Output the lines that follow exactly as they are.

Stored data
☆ ☆ ☆ ☆ ☆ ☆ ☆

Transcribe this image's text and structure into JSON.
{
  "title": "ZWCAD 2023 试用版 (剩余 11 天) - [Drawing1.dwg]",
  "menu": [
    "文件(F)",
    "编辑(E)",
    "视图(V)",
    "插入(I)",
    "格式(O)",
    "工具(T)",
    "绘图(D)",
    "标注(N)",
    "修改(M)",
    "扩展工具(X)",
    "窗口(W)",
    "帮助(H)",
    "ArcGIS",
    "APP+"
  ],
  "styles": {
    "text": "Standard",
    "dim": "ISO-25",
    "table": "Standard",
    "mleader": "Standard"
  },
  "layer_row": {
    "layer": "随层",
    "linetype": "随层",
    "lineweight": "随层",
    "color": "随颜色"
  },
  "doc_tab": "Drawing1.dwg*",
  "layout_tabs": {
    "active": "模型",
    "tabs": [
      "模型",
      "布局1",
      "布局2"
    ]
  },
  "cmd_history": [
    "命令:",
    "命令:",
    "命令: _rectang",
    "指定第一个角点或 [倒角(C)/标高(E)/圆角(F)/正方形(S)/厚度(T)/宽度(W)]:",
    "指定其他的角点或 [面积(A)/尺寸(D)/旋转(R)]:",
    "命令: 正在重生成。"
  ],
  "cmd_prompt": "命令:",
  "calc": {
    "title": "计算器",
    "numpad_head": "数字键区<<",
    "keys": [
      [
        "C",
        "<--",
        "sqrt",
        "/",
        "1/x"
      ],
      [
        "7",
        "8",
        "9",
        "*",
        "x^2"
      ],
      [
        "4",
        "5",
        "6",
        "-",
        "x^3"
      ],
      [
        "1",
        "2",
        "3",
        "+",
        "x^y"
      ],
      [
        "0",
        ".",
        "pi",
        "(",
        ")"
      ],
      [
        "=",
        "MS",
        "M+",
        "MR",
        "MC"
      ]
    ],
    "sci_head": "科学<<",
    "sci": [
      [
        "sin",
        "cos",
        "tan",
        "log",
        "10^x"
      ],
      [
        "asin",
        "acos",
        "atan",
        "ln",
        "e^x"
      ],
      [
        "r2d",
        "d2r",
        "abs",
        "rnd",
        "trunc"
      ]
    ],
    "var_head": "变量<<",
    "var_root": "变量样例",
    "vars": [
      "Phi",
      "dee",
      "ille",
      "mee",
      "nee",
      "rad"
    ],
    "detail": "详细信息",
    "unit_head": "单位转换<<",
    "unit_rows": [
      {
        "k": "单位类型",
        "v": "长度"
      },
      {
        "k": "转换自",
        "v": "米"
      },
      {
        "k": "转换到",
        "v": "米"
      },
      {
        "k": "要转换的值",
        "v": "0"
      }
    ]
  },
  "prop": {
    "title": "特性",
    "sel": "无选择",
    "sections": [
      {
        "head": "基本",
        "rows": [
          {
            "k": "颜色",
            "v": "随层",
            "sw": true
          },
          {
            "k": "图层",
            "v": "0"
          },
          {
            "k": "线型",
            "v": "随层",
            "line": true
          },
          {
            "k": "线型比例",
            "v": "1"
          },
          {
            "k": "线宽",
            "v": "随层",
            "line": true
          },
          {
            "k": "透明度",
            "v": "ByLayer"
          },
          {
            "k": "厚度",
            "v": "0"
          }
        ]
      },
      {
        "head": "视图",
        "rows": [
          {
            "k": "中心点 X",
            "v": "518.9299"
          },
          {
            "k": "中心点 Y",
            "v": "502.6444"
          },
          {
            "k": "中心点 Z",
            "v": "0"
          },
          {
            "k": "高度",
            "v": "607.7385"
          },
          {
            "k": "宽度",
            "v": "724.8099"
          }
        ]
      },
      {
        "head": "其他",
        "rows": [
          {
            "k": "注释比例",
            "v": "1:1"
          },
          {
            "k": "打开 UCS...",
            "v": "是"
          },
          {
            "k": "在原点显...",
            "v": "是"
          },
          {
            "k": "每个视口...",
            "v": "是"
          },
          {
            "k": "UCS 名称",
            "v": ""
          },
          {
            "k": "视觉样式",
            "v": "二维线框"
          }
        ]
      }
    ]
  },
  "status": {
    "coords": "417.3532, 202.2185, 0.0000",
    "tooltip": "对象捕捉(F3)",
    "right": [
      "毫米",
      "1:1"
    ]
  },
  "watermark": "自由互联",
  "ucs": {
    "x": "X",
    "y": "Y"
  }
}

☆ ☆ ☆ ☆ ☆ ☆ ☆

● Exercise result
Transcribe this image's text and structure into JSON.
{
  "title": "ZWCAD 2023 试用版 (剩余 11 天) - [Drawing1.dwg]",
  "menu": [
    "文件(F)",
    "编辑(E)",
    "视图(V)",
    "插入(I)",
    "格式(O)",
    "工具(T)",
    "绘图(D)",
    "标注(N)",
    "修改(M)",
    "扩展工具(X)",
    "窗口(W)",
    "帮助(H)",
    "ArcGIS",
    "APP+"
  ],
  "styles": {
    "text": "Standard",
    "dim": "ISO-25",
    "table": "Standard",
    "mleader": "Standard"
  },
  "layer_row": {
    "layer": "随层",
    "linetype": "随层",
    "lineweight": "随层",
    "color": "随颜色"
  },
  "doc_tab": "Drawing1.dwg*",
  "layout_tabs": {
    "active": "模型",
    "tabs": [
      "模型",
      "布局1",
      "布局2"
    ]
  },
  "cmd_history": [
    "命令:",
    "命令:",
    "命令: _rectang",
    "指定第一个角点或 [倒角(C)/标高(E)/圆角(F)/正方形(S)/厚度(T)/宽度(W)]:",
    "指定其他的角点或 [面积(A)/尺寸(D)/旋转(R)]:",
    "命令: 正在重生成。"
  ],
  "cmd_prompt": "命令:",
  "calc": {
    "title": "计算器",
    "numpad_head": "数字键区<<",
    "keys": [
      [
        "C",
        "<--",
        "sqrt",
        "/",
        "1/x"
      ],
      [
        "7",
        "8",
        "9",
        "*",
        "x^2"
      ],
      [
        "4",
        "5",
        "6",
        "-",
        "x^3"
      ],
      [
        "1",
        "2",
        "3",
        "+",
        "x^y"
      ],
      [
        "0",
        ".",
        "pi",
        "(",
        ")"
      ],
      [
        "=",
        "MS",
        "M+",
        "MR",
        "MC"
      ]
    ],
    "sci_head": "科学<<",
    "sci": [
      [
        "sin",
        "cos",
        "tan",
        "log",
        "10^x"
      ],
      [
        "asin",
        "acos",
        "atan",
        "ln",
        "e^x"
      ],
      [
        "r2d",
        "d2r",
        "abs",
        "rnd",
        "trunc"
      ]
    ],
    "var_head": "变量<<",
    "var_root": "变量样例",
    "vars": [
      "Phi",
      "dee",
      "ille",
      "mee",
      "nee",
      "rad"
    ],
    "detail": "详细信息",
    "unit_head": "单位转换<<",
    "unit_rows": [
      {
        "k": "单位类型",
        "v": "长度"
      },
      {
        "k": "转换自",
        "v": "米"
      },
      {
        "k": "转换到",
        "v": "米"
      },
      {
        "k": "要转换的值",
        "v": "0"
      }
    ]
  },
  "prop": {
    "title": "特性",
    "sel": "无选择",
    "sections": [
      {
        "head": "基本",
        "rows": [
          {
            "k": "颜色",
            "v": "随层",
            "sw": true
          },
          {
            "k": "图层",
            "v": "0"
          },
          {
            "k": "线型",
            "v": "随层",
            "line": true
          },
          {
            "k": "线型比例",
            "v": "1"
          },
          {
            "k": "线宽",
            "v": "随层",
            "line": true
          },
          {
            "k": "透明度",
            "v": "ByLayer"
          },
          {
            "k": "厚度",
            "v": "0"
          }
        ]
      },
      {
        "head": "视图",
        "rows": [
          {
            "k": "中心点 X",
            "v": "518.9299"
          },
          {
            "k": "中心点 Y",
            "v": "502.6444"
          },
          {
            "k": "中心点 Z",
            "v": "0"
          },
          {
            "k": "高度",
            "v": "607.7385"
          },
          {
            "k": "宽度",
            "v": "724.8099"
          }
        ]
      },
      {
        "head": "其他",
        "rows": [
          {
            "k": "注释比例",
            "v": "1:1"
          },
          {
            "k": "打开 UCS...",
            "v": "是"
          },
          {
            "k": "在原点显...",
            "v": "是"
          },
          {
            "k": "每个视口...",
            "v": "是"
          },
          {
            "k": "UCS 名称",
            "v": ""
          },
          {
            "k": "视觉样式",
            "v": "二维线框"
          }
        ]
      }
    ]
  },
  "status": {
    "coords": "417.3532, 202.2185, 0.0000",
    "tooltip": "对象捕捉(F3)",
    "right": [
      "毫米",
      "1:1"
    ]
  },
  "watermark": "自由互联",
  "ucs": {
    "x": "X",
    "y": "Y"
  }
}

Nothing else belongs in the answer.